━━ Provided records

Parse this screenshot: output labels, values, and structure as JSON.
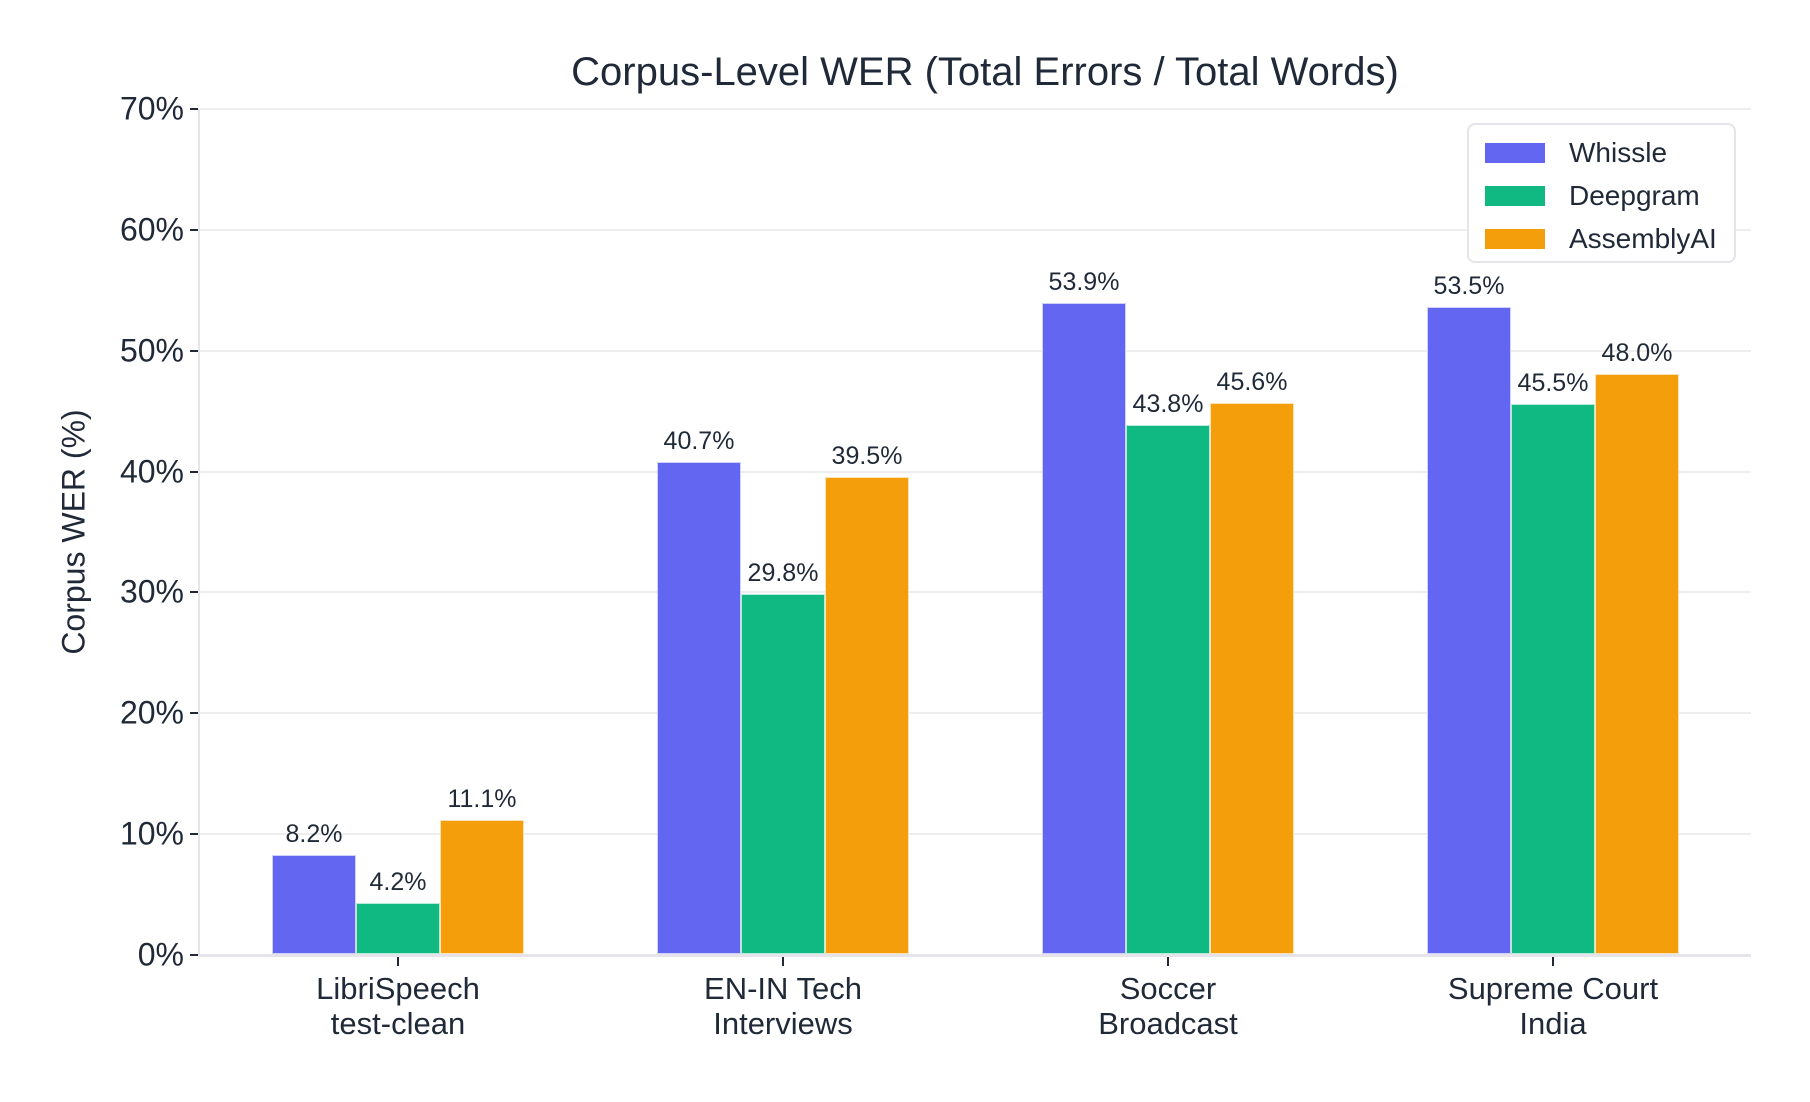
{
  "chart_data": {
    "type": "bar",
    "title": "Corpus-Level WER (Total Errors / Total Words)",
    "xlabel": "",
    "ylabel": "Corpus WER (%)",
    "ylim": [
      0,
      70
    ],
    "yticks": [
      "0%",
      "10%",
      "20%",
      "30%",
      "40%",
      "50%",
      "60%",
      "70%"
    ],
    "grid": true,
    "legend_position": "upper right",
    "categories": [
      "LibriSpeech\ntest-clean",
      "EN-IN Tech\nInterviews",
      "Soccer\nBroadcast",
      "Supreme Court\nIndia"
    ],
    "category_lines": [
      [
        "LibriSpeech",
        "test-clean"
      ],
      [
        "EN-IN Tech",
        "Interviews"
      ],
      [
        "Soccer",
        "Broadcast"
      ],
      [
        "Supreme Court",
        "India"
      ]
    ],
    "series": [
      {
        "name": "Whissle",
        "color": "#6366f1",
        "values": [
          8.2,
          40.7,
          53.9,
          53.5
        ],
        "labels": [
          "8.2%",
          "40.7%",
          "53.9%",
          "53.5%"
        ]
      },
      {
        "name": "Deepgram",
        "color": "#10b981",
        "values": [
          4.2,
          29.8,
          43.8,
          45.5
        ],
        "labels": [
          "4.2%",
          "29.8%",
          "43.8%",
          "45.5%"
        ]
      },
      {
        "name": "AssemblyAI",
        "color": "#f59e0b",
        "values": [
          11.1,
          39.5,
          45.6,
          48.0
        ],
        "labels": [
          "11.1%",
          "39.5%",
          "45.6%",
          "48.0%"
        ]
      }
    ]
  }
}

━━━━
━━ Provided records

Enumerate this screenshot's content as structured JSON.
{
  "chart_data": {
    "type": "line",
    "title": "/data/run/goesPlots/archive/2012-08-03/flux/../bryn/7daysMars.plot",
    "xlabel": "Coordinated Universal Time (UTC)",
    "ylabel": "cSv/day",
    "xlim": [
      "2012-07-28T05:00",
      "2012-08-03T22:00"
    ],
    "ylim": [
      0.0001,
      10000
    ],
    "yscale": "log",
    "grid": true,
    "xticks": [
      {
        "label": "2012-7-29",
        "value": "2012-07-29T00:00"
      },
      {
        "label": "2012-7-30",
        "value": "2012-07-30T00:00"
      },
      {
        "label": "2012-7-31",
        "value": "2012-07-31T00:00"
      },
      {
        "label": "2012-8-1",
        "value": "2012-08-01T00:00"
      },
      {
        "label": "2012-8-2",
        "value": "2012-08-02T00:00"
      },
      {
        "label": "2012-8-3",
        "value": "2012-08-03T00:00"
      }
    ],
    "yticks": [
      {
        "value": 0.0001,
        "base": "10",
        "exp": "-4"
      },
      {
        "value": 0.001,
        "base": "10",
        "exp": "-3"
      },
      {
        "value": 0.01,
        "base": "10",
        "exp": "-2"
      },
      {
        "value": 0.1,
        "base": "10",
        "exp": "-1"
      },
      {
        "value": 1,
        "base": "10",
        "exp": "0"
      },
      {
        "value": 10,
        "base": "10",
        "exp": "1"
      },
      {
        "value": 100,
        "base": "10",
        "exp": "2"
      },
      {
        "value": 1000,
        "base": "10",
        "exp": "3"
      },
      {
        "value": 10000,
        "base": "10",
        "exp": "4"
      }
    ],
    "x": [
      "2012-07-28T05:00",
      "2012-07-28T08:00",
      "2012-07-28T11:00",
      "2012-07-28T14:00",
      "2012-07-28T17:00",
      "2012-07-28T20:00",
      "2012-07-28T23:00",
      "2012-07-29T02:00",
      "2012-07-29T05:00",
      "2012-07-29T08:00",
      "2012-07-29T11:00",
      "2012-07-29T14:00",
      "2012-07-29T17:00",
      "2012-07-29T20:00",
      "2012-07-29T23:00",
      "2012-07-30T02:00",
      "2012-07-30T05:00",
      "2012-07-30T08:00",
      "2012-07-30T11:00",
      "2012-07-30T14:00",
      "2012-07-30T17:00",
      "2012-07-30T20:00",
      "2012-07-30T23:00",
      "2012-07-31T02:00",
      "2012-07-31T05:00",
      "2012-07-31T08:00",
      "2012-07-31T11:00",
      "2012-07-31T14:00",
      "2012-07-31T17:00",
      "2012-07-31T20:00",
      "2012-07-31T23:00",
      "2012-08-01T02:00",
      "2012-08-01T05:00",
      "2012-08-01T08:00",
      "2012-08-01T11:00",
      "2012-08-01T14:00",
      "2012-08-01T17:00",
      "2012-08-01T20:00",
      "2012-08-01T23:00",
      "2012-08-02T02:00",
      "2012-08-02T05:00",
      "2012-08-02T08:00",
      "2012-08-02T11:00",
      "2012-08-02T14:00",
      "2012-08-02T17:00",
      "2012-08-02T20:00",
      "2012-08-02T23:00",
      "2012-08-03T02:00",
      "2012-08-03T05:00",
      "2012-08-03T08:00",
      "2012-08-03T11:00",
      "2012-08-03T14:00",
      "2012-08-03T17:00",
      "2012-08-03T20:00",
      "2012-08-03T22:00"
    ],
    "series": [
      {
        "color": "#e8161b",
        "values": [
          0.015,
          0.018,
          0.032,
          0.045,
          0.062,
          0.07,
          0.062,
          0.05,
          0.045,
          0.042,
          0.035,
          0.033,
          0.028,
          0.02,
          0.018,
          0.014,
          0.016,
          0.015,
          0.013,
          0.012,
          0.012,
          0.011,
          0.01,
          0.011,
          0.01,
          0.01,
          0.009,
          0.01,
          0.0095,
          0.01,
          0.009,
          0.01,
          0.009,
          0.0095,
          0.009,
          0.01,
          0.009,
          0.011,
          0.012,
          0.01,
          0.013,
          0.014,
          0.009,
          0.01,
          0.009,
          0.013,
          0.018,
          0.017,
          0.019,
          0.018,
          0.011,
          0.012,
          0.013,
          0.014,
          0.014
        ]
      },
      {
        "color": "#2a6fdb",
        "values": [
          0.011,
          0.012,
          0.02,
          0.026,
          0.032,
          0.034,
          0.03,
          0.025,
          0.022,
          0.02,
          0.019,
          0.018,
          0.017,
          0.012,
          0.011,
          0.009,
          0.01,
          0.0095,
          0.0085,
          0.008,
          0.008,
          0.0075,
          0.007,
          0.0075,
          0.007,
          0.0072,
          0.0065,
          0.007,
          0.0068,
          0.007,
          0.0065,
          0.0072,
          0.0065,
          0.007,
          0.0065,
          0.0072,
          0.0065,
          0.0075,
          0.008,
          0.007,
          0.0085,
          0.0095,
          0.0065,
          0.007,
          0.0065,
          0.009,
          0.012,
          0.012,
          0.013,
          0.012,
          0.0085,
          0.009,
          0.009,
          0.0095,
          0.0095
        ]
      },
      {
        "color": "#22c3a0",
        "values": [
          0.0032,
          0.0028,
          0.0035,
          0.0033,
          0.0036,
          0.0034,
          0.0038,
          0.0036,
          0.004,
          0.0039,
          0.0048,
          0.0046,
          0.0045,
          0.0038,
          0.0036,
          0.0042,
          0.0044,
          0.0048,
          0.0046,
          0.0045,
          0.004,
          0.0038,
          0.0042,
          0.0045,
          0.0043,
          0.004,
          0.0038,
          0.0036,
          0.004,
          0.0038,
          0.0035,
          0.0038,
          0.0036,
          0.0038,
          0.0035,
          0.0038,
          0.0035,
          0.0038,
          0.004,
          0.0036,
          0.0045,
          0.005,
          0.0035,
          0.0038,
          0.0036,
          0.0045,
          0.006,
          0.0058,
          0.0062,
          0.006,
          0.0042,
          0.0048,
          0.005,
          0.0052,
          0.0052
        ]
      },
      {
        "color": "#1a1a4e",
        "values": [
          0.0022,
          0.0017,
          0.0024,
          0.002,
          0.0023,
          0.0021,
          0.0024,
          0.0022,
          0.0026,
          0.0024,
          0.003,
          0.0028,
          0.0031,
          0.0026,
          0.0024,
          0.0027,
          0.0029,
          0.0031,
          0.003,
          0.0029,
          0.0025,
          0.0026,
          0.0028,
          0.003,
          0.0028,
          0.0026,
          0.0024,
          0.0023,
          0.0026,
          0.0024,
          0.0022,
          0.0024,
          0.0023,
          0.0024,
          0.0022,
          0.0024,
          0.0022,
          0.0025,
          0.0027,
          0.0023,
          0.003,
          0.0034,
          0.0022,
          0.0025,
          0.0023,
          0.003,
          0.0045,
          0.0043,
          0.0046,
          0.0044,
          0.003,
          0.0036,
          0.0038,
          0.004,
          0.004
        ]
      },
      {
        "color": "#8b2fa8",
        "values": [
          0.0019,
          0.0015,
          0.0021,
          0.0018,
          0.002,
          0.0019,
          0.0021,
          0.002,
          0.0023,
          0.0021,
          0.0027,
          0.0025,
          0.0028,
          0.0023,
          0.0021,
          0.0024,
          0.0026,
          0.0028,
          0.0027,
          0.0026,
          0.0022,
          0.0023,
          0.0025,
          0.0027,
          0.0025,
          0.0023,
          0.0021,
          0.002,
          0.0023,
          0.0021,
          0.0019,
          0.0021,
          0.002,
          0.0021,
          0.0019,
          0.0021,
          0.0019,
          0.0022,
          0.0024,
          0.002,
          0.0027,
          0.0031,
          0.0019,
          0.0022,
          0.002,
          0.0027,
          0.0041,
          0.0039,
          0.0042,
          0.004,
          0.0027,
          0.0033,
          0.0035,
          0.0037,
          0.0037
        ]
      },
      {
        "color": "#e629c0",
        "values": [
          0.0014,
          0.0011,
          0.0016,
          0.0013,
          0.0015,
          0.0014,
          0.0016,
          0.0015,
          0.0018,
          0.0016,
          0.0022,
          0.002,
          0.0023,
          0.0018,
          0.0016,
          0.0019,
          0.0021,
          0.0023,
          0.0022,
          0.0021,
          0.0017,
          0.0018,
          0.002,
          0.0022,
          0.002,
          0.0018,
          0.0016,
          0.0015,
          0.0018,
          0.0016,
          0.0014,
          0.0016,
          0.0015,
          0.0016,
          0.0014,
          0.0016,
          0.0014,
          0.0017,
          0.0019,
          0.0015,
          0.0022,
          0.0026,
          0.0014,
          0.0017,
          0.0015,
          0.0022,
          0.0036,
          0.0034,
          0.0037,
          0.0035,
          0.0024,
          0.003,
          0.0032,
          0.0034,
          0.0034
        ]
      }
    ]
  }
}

━━━━
━━ Provided records

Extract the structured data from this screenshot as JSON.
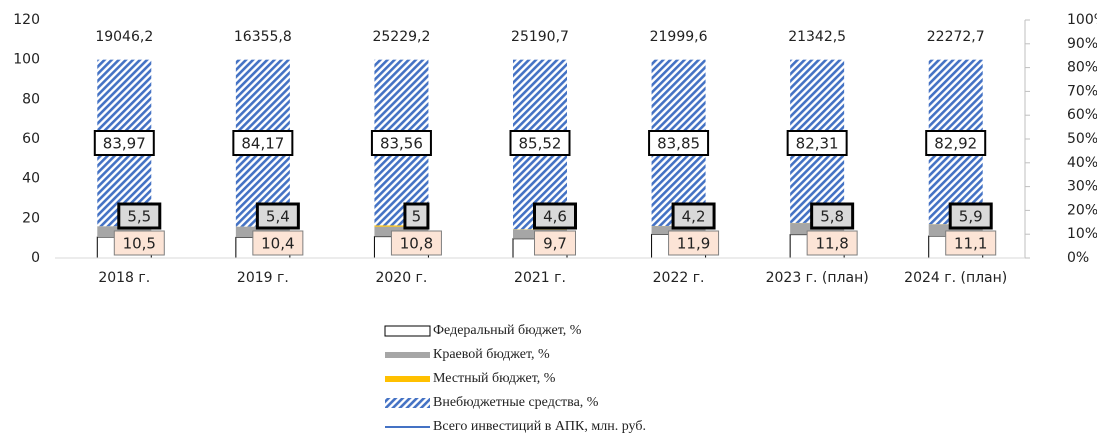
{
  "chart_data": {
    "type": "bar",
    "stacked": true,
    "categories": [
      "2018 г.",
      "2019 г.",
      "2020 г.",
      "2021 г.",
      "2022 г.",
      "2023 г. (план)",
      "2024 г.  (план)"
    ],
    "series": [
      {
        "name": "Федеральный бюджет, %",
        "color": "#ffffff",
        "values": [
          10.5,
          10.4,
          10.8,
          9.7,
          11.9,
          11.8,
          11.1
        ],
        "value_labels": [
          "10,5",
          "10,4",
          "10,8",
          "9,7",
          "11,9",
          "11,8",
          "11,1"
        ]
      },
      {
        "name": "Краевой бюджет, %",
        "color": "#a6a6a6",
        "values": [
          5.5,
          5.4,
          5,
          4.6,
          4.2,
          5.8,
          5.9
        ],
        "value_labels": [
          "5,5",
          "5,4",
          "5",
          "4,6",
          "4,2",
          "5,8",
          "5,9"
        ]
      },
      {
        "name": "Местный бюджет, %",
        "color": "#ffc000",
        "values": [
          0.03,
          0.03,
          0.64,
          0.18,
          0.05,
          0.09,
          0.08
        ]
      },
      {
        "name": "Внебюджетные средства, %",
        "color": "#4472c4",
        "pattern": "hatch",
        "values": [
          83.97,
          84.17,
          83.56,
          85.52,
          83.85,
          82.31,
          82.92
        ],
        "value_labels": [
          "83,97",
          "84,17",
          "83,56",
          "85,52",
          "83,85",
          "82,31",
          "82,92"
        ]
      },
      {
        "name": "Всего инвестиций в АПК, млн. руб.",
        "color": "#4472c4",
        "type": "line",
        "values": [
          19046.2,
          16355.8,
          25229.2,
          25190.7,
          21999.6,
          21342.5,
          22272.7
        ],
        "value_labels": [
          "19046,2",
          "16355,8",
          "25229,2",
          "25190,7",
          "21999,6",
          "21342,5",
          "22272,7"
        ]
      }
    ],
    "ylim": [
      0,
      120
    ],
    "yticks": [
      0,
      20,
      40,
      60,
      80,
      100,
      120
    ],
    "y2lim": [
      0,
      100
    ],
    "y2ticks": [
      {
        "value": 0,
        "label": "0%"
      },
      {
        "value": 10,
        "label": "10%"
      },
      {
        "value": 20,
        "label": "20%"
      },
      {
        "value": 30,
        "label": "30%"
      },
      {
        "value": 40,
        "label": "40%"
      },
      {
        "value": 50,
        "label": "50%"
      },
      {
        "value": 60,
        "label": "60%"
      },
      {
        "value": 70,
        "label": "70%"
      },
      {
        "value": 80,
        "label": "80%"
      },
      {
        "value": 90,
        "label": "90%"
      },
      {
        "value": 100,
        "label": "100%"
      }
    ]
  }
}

━━━━

:: Given instruction ::
Identify the lines that hold the word "this". Copy every one of them.

:: Complete answer ::
Parse this screenshot: output labels, values, and structure as JSON.
Enumerate this screenshot's content as structured JSON.
Extract the structured data from this screenshot as JSON.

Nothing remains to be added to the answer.